_Your task_.
Every entry must be echoed exactly.

_Collected data_.
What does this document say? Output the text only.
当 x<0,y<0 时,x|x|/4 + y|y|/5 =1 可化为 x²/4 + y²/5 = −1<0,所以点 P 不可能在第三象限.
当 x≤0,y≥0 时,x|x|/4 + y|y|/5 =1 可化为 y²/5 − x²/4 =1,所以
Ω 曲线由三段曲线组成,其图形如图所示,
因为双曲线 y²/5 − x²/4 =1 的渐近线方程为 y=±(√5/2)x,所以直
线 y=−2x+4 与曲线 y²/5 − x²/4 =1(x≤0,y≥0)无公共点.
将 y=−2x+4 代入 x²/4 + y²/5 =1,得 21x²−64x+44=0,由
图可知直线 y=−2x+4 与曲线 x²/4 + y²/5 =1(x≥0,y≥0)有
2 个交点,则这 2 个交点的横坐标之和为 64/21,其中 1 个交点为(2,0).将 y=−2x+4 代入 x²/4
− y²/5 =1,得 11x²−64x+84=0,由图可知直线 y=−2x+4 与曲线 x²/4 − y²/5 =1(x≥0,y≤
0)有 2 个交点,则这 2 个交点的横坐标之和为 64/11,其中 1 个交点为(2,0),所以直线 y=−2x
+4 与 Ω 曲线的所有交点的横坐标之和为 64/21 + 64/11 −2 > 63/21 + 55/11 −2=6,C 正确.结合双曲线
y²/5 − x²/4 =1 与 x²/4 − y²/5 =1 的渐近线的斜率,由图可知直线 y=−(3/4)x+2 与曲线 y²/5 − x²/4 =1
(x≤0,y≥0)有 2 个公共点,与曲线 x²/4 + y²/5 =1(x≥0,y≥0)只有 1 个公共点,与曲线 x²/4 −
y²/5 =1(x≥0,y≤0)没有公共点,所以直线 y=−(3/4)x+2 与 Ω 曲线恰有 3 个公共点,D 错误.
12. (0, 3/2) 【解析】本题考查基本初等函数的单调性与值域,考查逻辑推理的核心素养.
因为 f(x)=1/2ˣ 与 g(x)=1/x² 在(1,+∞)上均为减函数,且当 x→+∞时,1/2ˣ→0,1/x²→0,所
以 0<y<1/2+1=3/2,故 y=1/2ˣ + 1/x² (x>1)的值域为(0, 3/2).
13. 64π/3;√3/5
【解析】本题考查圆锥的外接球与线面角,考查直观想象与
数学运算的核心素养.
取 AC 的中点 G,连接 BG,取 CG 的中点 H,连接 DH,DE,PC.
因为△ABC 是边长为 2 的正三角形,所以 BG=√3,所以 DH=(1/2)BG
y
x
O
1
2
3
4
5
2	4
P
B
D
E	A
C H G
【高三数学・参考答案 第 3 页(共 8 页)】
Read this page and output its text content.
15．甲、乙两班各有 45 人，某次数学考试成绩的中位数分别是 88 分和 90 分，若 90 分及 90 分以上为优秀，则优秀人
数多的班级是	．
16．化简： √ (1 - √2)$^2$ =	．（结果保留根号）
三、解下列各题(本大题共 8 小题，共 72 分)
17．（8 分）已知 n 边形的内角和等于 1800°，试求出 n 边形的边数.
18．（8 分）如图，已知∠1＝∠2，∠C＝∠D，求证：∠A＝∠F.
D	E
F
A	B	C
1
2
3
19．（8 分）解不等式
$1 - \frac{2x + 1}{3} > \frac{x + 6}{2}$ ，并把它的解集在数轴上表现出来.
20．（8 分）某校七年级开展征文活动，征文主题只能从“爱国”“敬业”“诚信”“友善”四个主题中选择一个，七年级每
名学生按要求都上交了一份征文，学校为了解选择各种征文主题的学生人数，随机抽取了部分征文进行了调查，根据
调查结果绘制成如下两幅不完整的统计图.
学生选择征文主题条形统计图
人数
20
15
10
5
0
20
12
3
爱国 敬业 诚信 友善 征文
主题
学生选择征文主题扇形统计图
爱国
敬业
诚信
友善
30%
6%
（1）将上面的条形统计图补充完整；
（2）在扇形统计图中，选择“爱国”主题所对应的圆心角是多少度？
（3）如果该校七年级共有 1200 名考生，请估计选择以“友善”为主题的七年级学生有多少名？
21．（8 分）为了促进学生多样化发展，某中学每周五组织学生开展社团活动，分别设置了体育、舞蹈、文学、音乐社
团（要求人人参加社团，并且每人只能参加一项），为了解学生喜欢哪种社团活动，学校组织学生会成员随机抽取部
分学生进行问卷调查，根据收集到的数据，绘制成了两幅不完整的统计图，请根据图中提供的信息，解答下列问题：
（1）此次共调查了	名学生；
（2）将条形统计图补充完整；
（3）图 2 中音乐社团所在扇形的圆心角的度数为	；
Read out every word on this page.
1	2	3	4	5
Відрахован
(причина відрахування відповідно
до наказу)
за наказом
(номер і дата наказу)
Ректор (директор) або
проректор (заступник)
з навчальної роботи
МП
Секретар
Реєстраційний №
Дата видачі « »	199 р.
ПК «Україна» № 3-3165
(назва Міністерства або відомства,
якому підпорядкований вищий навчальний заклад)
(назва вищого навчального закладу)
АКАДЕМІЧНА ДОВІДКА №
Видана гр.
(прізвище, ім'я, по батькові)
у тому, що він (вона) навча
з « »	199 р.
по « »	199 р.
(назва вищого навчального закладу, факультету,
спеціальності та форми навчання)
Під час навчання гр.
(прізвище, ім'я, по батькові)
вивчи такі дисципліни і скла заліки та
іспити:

_Answer_.
What does this document say? Output the text only.
当 x<0,y<0 时,x|x|/4 + y|y|/5 =1 可化为 x²/4 + y²/5 = −1<0,所以点 P 不可能在第三象限.
当 x≤0,y≥0 时,x|x|/4 + y|y|/5 =1 可化为 y²/5 − x²/4 =1,所以
Ω 曲线由三段曲线组成,其图形如图所示,
因为双曲线 y²/5 − x²/4 =1 的渐近线方程为 y=±(√5/2)x,所以直
线 y=−2x+4 与曲线 y²/5 − x²/4 =1(x≤0,y≥0)无公共点.
将 y=−2x+4 代入 x²/4 + y²/5 =1,得 21x²−64x+44=0,由
图可知直线 y=−2x+4 与曲线 x²/4 + y²/5 =1(x≥0,y≥0)有
2 个交点,则这 2 个交点的横坐标之和为 64/21,其中 1 个交点为(2,0).将 y=−2x+4 代入 x²/4
− y²/5 =1,得 11x²−64x+84=0,由图可知直线 y=−2x+4 与曲线 x²/4 − y²/5 =1(x≥0,y≤
0)有 2 个交点,则这 2 个交点的横坐标之和为 64/11,其中 1 个交点为(2,0),所以直线 y=−2x
+4 与 Ω 曲线的所有交点的横坐标之和为 64/21 + 64/11 −2 > 63/21 + 55/11 −2=6,C 正确.结合双曲线
y²/5 − x²/4 =1 与 x²/4 − y²/5 =1 的渐近线的斜率,由图可知直线 y=−(3/4)x+2 与曲线 y²/5 − x²/4 =1
(x≤0,y≥0)有 2 个公共点,与曲线 x²/4 + y²/5 =1(x≥0,y≥0)只有 1 个公共点,与曲线 x²/4 −
y²/5 =1(x≥0,y≤0)没有公共点,所以直线 y=−(3/4)x+2 与 Ω 曲线恰有 3 个公共点,D 错误.
12. (0, 3/2) 【解析】本题考查基本初等函数的单调性与值域,考查逻辑推理的核心素养.
因为 f(x)=1/2ˣ 与 g(x)=1/x² 在(1,+∞)上均为减函数,且当 x→+∞时,1/2ˣ→0,1/x²→0,所
以 0<y<1/2+1=3/2,故 y=1/2ˣ + 1/x² (x>1)的值域为(0, 3/2).
13. 64π/3;√3/5
【解析】本题考查圆锥的外接球与线面角,考查直观想象与
数学运算的核心素养.
取 AC 的中点 G,连接 BG,取 CG 的中点 H,连接 DH,DE,PC.
因为△ABC 是边长为 2 的正三角形,所以 BG=√3,所以 DH=(1/2)BG
y
x
O
1
2
3
4
5
2	4
P
B
D
E	A
C H G
【高三数学・参考答案 第 3 页(共 8 页)】
Read this page and output its text content.
15．甲、乙两班各有 45 人，某次数学考试成绩的中位数分别是 88 分和 90 分，若 90 分及 90 分以上为优秀，则优秀人
数多的班级是	．
16．化简： √ (1 - √2)$^2$ =	．（结果保留根号）
三、解下列各题(本大题共 8 小题，共 72 分)
17．（8 分）已知 n 边形的内角和等于 1800°，试求出 n 边形的边数.
18．（8 分）如图，已知∠1＝∠2，∠C＝∠D，求证：∠A＝∠F.
D	E
F
A	B	C
1
2
3
19．（8 分）解不等式
$1 - \frac{2x + 1}{3} > \frac{x + 6}{2}$ ，并把它的解集在数轴上表现出来.
20．（8 分）某校七年级开展征文活动，征文主题只能从“爱国”“敬业”“诚信”“友善”四个主题中选择一个，七年级每
名学生按要求都上交了一份征文，学校为了解选择各种征文主题的学生人数，随机抽取了部分征文进行了调查，根据
调查结果绘制成如下两幅不完整的统计图.
学生选择征文主题条形统计图
人数
20
15
10
5
0
20
12
3
爱国 敬业 诚信 友善 征文
主题
学生选择征文主题扇形统计图
爱国
敬业
诚信
友善
30%
6%
（1）将上面的条形统计图补充完整；
（2）在扇形统计图中，选择“爱国”主题所对应的圆心角是多少度？
（3）如果该校七年级共有 1200 名考生，请估计选择以“友善”为主题的七年级学生有多少名？
21．（8 分）为了促进学生多样化发展，某中学每周五组织学生开展社团活动，分别设置了体育、舞蹈、文学、音乐社
团（要求人人参加社团，并且每人只能参加一项），为了解学生喜欢哪种社团活动，学校组织学生会成员随机抽取部
分学生进行问卷调查，根据收集到的数据，绘制成了两幅不完整的统计图，请根据图中提供的信息，解答下列问题：
（1）此次共调查了	名学生；
（2）将条形统计图补充完整；
（3）图 2 中音乐社团所在扇形的圆心角的度数为	；
Read out every word on this page.
1	2	3	4	5
Відрахован
(причина відрахування відповідно
до наказу)
за наказом
(номер і дата наказу)
Ректор (директор) або
проректор (заступник)
з навчальної роботи
МП
Секретар
Реєстраційний №
Дата видачі « »	199 р.
ПК «Україна» № 3-3165
(назва Міністерства або відомства,
якому підпорядкований вищий навчальний заклад)
(назва вищого навчального закладу)
АКАДЕМІЧНА ДОВІДКА №
Видана гр.
(прізвище, ім'я, по батькові)
у тому, що він (вона) навча
з « »	199 р.
по « »	199 р.
(назва вищого навчального закладу, факультету,
спеціальності та форми навчання)
Під час навчання гр.
(прізвище, ім'я, по батькові)
вивчи такі дисципліни і скла заліки та
іспити:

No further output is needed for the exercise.